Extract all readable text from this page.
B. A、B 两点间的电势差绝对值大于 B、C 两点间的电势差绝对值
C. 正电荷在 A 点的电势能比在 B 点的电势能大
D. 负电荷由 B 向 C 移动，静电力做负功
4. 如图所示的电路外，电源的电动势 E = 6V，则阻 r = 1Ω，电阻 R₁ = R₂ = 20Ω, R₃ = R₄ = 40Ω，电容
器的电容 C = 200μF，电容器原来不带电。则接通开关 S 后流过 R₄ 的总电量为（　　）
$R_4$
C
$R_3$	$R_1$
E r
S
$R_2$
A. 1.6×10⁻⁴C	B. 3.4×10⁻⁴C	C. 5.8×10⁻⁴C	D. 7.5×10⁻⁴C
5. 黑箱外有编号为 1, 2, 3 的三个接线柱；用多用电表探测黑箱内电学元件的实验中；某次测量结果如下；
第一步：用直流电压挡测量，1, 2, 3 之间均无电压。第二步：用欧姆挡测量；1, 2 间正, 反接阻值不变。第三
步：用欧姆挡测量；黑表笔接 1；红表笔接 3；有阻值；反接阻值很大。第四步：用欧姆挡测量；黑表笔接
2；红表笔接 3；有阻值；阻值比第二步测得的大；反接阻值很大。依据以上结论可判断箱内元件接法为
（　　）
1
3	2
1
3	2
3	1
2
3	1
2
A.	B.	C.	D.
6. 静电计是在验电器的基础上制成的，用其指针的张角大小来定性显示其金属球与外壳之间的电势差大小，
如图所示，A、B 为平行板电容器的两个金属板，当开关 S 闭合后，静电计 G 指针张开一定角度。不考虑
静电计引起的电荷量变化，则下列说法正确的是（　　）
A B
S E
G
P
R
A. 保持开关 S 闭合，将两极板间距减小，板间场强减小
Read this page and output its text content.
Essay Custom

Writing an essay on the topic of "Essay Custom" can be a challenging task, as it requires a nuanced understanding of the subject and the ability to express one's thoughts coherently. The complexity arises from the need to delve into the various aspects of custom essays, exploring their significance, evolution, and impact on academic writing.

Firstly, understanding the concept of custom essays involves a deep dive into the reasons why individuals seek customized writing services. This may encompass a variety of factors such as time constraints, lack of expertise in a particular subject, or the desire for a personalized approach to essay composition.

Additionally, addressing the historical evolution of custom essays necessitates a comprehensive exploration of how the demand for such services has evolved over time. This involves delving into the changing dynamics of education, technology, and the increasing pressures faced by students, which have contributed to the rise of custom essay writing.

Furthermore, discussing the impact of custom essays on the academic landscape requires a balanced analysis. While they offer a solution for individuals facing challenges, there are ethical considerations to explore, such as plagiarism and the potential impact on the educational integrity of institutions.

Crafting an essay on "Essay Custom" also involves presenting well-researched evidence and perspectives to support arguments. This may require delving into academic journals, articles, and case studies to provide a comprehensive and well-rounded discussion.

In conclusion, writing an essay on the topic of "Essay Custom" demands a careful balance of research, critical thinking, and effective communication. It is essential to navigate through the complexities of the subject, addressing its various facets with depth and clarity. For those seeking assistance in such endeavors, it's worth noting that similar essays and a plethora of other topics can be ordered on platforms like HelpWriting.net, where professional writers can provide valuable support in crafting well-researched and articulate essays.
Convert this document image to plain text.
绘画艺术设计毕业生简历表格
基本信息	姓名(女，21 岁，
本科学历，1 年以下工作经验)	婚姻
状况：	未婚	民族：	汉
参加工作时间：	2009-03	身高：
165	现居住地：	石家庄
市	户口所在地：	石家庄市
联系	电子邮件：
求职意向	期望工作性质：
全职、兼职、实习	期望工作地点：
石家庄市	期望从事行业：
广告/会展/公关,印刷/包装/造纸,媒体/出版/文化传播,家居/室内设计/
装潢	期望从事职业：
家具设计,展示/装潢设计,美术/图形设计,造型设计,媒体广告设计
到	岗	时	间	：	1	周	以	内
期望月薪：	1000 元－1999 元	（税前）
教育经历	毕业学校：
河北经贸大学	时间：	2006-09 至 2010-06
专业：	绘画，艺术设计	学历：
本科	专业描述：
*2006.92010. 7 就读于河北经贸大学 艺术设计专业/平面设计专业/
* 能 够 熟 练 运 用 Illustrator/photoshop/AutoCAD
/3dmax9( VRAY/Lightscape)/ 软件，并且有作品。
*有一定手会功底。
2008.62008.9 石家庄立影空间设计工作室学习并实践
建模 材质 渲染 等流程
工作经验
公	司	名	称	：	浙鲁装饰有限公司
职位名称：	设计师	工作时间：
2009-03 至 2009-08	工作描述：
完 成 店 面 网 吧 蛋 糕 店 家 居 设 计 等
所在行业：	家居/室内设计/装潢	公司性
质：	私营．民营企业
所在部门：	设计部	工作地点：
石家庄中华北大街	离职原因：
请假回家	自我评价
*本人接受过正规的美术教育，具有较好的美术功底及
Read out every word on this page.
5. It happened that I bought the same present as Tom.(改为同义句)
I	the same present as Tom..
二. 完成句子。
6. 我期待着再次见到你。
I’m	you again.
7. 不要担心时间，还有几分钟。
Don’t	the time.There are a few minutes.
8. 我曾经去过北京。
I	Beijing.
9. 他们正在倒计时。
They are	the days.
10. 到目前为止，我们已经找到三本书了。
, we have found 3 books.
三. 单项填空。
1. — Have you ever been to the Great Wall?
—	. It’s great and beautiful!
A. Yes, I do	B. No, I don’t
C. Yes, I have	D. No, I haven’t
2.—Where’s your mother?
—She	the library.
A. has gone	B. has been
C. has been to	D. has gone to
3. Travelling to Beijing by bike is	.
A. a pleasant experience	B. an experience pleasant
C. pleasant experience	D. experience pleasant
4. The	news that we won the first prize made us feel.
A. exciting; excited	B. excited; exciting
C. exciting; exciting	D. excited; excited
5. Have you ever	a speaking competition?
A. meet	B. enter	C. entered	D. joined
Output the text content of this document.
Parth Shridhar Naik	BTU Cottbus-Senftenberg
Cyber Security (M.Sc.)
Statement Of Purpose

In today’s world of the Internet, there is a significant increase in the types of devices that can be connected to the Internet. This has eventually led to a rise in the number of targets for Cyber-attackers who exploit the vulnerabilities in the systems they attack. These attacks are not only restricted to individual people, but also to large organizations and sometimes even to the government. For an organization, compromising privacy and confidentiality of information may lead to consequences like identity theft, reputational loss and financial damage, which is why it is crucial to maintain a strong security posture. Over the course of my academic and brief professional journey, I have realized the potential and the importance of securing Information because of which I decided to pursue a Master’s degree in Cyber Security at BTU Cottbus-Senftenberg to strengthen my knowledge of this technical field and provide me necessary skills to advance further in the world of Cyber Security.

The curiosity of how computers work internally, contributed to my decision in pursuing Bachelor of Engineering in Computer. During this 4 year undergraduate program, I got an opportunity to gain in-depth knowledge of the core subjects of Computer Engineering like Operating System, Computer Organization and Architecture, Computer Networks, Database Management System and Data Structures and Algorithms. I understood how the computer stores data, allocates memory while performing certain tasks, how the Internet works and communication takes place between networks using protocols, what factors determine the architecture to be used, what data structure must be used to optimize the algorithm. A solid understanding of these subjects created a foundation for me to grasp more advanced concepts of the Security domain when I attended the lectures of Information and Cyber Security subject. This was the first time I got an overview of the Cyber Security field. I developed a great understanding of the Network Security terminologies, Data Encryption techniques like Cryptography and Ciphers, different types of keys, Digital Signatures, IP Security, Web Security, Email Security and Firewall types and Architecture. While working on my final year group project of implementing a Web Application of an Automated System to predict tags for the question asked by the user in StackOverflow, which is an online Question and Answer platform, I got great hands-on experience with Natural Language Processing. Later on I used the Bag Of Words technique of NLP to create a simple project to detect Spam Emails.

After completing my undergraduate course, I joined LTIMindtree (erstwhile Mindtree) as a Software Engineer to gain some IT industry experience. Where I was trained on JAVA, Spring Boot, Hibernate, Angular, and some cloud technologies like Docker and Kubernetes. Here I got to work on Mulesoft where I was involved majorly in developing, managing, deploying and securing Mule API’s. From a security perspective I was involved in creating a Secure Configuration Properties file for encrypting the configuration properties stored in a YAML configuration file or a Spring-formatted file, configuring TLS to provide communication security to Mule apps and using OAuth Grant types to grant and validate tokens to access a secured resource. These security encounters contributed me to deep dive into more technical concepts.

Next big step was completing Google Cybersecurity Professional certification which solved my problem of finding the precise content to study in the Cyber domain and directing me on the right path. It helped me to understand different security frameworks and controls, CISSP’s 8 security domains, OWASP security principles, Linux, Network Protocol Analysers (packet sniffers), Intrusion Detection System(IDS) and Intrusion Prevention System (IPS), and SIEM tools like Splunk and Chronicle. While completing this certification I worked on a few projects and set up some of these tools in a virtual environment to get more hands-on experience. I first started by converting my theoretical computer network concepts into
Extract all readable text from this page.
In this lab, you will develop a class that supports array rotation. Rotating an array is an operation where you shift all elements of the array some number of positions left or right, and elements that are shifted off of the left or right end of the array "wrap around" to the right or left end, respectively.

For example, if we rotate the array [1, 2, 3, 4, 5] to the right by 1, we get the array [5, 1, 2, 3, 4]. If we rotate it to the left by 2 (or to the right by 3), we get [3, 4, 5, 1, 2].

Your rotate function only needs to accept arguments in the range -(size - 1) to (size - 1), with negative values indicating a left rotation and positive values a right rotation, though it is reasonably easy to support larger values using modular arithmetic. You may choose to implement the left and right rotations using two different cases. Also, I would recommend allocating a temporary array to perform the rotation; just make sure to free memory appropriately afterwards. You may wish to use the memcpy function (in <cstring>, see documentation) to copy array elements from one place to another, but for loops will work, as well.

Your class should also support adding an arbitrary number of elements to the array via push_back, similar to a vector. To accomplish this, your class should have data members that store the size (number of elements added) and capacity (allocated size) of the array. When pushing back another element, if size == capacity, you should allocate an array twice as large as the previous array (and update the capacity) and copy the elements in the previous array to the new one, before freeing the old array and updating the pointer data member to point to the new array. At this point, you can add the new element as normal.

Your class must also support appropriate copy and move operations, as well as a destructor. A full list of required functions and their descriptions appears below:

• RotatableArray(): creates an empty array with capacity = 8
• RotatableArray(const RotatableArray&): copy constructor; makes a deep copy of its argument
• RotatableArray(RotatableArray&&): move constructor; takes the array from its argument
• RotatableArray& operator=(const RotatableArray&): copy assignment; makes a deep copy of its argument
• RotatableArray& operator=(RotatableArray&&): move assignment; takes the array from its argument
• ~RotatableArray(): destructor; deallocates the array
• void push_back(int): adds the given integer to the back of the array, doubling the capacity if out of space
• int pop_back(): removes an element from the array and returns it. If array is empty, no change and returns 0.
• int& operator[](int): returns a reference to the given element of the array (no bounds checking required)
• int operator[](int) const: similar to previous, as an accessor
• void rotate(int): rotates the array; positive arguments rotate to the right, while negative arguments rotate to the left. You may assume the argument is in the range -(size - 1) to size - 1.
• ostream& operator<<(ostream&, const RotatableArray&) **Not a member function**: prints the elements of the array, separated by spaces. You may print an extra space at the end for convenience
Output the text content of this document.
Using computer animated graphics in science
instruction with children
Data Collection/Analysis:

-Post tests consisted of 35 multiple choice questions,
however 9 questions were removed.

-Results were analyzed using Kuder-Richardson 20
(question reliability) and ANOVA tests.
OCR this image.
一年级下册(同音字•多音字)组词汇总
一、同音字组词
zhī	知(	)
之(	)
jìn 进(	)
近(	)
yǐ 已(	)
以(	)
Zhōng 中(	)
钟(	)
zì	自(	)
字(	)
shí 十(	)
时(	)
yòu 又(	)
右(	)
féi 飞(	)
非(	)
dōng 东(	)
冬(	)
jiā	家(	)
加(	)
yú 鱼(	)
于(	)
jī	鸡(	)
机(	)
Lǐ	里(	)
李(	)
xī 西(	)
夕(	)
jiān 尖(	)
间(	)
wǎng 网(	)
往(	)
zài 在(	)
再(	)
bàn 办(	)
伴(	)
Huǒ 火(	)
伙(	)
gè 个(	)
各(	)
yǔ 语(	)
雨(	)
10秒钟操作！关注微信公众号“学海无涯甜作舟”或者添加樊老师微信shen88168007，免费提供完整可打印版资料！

• What to produce:
Set down, unchanged, the line that contains "OCR this image." together with every later line in the records, through the last one.

• Task response:
OCR this image.
一年级下册(同音字•多音字)组词汇总
一、同音字组词
zhī	知(	)
之(	)
jìn 进(	)
近(	)
yǐ 已(	)
以(	)
Zhōng 中(	)
钟(	)
zì	自(	)
字(	)
shí 十(	)
时(	)
yòu 又(	)
右(	)
féi 飞(	)
非(	)
dōng 东(	)
冬(	)
jiā	家(	)
加(	)
yú 鱼(	)
于(	)
jī	鸡(	)
机(	)
Lǐ	里(	)
李(	)
xī 西(	)
夕(	)
jiān 尖(	)
间(	)
wǎng 网(	)
往(	)
zài 在(	)
再(	)
bàn 办(	)
伴(	)
Huǒ 火(	)
伙(	)
gè 个(	)
各(	)
yǔ 语(	)
雨(	)
10秒钟操作！关注微信公众号“学海无涯甜作舟”或者添加樊老师微信shen88168007，免费提供完整可打印版资料！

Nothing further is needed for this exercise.